What to produce: Provide nothing but the number of lines containing the string "Passengers".

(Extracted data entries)
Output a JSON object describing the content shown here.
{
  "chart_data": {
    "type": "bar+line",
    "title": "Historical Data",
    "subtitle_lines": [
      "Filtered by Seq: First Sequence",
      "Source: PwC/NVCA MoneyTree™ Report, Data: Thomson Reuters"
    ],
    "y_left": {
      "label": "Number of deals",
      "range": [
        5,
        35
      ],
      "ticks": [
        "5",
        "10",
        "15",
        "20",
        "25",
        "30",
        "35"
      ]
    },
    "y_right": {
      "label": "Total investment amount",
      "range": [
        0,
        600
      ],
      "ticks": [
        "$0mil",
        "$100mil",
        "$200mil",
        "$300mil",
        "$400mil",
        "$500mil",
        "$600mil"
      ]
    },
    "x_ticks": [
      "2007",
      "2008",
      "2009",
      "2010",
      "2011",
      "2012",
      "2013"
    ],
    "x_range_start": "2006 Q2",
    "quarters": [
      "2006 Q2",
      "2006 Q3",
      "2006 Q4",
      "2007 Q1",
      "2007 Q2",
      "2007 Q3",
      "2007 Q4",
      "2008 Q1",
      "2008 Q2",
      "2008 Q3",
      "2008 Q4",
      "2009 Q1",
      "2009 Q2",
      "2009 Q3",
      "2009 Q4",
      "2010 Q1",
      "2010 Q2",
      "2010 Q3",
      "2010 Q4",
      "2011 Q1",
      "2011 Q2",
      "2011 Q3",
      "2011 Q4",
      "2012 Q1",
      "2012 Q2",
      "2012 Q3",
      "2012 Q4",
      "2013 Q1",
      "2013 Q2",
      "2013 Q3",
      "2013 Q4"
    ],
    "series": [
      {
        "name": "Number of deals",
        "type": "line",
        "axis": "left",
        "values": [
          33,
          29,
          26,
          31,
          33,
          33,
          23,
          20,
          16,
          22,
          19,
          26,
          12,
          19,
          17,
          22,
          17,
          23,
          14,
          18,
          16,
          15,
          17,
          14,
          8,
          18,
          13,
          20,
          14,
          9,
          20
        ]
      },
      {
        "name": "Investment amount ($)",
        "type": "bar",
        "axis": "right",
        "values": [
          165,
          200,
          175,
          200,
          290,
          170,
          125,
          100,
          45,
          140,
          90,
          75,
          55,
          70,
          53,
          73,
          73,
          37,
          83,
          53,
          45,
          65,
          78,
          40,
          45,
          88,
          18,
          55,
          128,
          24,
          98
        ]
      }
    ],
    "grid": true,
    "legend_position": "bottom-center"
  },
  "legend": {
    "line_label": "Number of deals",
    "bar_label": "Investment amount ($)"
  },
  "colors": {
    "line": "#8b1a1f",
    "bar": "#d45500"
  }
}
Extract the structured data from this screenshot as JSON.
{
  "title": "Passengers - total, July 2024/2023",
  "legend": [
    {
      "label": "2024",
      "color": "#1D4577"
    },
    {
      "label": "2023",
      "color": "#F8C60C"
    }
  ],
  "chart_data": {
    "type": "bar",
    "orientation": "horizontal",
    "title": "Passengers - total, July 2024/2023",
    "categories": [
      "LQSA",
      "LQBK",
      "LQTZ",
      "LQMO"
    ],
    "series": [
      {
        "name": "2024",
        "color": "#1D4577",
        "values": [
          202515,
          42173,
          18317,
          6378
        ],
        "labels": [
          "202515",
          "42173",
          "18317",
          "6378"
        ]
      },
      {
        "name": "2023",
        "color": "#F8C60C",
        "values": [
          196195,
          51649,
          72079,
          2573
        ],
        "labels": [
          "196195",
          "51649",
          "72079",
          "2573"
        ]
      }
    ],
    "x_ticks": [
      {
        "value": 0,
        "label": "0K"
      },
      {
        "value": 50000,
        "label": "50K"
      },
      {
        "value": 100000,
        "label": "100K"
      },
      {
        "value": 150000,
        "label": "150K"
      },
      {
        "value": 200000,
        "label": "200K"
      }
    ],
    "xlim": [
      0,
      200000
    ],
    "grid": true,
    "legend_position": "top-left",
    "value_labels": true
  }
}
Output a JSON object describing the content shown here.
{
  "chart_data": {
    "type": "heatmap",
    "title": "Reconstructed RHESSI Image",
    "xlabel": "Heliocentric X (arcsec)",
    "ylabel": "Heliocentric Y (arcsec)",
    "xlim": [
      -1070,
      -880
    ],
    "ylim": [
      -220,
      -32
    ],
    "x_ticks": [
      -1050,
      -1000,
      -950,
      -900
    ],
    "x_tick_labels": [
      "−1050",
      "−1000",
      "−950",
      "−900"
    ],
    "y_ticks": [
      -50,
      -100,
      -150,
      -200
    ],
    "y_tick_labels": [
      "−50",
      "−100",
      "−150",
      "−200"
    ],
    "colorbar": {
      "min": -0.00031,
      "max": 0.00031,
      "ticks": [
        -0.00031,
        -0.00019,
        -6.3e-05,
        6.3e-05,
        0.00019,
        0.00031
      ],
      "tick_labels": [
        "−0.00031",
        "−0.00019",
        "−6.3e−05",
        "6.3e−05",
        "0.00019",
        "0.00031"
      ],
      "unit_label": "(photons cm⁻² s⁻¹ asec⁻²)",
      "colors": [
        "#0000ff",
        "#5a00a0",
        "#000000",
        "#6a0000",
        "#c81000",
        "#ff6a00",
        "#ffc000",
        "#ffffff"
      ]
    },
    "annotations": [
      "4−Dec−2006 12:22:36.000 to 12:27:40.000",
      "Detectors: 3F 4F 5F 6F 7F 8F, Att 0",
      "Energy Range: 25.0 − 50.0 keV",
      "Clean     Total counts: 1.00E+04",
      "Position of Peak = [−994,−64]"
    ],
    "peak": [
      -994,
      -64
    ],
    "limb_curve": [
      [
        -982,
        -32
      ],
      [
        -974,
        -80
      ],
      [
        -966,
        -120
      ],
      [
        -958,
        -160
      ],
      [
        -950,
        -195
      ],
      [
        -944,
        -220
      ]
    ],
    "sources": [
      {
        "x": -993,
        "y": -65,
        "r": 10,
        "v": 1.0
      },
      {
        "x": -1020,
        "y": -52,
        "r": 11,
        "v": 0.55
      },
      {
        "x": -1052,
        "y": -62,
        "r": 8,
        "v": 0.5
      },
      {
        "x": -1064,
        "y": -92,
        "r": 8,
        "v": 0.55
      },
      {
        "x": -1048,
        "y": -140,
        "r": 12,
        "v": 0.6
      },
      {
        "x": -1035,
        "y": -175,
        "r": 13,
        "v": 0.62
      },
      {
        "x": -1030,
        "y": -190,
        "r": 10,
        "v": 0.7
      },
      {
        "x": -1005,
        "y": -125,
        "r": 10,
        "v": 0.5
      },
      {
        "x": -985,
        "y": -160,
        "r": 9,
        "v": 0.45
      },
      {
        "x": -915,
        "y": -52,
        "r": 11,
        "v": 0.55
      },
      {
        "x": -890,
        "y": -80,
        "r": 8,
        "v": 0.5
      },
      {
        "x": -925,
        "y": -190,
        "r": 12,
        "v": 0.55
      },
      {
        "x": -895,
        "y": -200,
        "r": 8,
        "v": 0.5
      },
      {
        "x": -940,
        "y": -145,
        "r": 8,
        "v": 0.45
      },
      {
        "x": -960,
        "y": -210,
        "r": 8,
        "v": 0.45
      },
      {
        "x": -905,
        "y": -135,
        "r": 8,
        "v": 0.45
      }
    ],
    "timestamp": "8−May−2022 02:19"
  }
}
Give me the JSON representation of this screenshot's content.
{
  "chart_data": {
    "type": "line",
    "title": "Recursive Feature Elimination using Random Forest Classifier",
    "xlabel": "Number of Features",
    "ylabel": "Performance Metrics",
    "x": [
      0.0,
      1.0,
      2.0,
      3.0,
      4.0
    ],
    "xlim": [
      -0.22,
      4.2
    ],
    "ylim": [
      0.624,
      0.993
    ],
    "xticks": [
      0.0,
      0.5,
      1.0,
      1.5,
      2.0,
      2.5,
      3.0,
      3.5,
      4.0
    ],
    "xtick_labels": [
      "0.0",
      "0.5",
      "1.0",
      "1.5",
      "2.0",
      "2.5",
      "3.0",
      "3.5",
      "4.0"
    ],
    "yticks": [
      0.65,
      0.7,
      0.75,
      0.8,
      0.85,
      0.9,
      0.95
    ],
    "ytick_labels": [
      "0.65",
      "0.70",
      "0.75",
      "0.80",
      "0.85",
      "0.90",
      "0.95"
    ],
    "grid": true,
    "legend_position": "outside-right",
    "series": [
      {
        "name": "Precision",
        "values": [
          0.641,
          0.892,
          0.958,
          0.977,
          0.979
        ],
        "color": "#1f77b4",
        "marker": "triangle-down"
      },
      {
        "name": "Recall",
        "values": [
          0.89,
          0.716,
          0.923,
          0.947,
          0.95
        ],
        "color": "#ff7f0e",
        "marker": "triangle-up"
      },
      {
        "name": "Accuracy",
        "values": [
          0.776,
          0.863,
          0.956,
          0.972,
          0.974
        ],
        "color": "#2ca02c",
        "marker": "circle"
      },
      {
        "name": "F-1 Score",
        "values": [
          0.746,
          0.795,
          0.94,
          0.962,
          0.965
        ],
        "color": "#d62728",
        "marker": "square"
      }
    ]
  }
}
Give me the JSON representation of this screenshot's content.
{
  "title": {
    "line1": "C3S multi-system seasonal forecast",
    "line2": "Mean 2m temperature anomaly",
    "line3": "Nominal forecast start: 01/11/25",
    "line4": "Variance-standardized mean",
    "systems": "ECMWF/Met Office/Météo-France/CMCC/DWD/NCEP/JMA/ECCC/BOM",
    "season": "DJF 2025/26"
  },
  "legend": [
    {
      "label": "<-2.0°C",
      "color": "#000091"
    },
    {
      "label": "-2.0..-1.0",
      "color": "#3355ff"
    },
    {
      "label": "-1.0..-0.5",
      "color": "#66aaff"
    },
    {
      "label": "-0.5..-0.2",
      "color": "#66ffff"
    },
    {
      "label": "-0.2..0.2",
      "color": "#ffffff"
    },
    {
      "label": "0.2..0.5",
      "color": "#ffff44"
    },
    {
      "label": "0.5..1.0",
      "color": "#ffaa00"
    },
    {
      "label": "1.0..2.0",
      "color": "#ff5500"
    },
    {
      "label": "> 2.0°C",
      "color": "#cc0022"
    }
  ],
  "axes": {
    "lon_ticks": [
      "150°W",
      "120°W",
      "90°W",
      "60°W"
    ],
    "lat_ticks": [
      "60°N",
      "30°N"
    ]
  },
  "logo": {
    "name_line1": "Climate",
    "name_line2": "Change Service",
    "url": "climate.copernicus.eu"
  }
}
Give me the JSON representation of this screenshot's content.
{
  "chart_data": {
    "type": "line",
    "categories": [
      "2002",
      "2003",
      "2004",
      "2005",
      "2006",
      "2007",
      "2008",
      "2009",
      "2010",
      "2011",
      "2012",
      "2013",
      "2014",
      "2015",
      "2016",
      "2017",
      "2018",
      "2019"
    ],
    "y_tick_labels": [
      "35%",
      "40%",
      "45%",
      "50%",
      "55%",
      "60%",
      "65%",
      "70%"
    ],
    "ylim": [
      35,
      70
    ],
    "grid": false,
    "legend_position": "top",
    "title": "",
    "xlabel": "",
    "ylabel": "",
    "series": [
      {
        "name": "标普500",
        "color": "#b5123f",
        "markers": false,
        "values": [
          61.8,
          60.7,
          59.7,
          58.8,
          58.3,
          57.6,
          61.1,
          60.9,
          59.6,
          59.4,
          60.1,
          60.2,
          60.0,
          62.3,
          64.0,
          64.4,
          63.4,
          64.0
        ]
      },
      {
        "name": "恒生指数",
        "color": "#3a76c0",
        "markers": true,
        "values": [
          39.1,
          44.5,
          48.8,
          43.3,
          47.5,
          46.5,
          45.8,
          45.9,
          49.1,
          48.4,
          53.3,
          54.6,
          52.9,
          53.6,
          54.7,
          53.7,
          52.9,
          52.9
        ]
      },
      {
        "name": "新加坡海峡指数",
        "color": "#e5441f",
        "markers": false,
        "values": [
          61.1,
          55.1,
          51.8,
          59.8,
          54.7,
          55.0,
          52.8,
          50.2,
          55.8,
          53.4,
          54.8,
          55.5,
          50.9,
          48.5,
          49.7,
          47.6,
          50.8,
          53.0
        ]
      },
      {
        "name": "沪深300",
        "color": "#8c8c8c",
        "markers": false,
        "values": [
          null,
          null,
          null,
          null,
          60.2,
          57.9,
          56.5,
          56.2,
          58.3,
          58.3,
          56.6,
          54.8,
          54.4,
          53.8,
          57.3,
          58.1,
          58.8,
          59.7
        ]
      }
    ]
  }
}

Finished task: 2